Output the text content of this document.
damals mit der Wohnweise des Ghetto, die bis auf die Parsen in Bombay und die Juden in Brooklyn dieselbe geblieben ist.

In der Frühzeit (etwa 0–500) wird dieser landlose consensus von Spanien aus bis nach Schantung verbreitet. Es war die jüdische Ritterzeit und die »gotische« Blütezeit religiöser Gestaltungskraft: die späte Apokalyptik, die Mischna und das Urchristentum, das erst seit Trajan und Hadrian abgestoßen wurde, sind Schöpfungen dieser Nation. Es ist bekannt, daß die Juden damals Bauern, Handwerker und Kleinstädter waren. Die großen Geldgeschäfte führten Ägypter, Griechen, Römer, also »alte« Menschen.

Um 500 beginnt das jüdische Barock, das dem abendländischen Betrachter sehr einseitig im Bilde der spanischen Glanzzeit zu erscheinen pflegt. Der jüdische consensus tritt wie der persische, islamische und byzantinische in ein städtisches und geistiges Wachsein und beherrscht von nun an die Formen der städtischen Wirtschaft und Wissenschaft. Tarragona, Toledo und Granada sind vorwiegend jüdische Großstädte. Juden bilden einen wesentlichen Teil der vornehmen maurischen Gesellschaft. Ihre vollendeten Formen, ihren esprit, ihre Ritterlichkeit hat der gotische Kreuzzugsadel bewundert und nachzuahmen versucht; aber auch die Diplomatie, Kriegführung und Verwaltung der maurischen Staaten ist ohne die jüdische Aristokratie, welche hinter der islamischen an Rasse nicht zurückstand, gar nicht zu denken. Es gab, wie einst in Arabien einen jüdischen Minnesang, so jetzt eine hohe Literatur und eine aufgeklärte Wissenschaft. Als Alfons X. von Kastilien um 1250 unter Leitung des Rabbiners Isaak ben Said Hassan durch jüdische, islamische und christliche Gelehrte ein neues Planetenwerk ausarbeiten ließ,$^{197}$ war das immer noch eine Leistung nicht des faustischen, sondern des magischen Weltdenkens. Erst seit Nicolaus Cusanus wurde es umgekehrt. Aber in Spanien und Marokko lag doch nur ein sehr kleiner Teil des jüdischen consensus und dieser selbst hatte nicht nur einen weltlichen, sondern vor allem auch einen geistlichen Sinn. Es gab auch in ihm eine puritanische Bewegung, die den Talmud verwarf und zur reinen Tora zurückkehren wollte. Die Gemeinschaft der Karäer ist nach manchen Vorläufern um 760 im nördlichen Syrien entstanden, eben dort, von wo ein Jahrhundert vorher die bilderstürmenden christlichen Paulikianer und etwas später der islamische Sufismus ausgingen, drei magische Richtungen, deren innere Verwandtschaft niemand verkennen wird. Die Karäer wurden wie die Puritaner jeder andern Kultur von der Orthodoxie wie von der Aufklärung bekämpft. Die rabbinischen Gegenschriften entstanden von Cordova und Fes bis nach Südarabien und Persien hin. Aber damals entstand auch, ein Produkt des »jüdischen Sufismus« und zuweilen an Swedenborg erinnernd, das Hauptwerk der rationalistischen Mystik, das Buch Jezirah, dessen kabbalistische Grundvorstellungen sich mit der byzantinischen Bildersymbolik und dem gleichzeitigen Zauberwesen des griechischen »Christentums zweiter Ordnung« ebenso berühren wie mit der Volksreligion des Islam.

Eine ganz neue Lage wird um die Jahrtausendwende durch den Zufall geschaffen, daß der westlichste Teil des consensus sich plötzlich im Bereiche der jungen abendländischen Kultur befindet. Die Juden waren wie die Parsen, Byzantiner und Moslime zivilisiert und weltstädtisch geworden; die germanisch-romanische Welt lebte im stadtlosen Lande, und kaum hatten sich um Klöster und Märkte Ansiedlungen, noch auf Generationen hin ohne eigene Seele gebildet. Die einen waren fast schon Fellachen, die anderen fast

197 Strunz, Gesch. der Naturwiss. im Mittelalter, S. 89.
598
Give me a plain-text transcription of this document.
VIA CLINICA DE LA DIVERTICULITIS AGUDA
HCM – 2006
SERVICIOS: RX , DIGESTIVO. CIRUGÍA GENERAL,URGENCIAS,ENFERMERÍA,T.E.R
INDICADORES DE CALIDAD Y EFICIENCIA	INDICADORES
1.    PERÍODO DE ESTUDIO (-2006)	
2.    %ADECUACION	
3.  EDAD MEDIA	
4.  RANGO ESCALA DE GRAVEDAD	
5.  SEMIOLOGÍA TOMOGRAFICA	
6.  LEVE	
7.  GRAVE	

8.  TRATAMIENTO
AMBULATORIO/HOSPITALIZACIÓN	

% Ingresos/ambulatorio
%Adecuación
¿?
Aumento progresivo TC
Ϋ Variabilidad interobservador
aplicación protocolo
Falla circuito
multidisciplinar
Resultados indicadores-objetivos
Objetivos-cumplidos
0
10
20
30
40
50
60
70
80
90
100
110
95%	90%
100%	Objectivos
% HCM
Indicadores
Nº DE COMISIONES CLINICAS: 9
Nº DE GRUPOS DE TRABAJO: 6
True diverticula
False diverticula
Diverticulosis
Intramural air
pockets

## What you should do
Pick out every line holding the string "this" and return it.

## Output
Output the text content of this document.
Give me a plain-text transcription of this document.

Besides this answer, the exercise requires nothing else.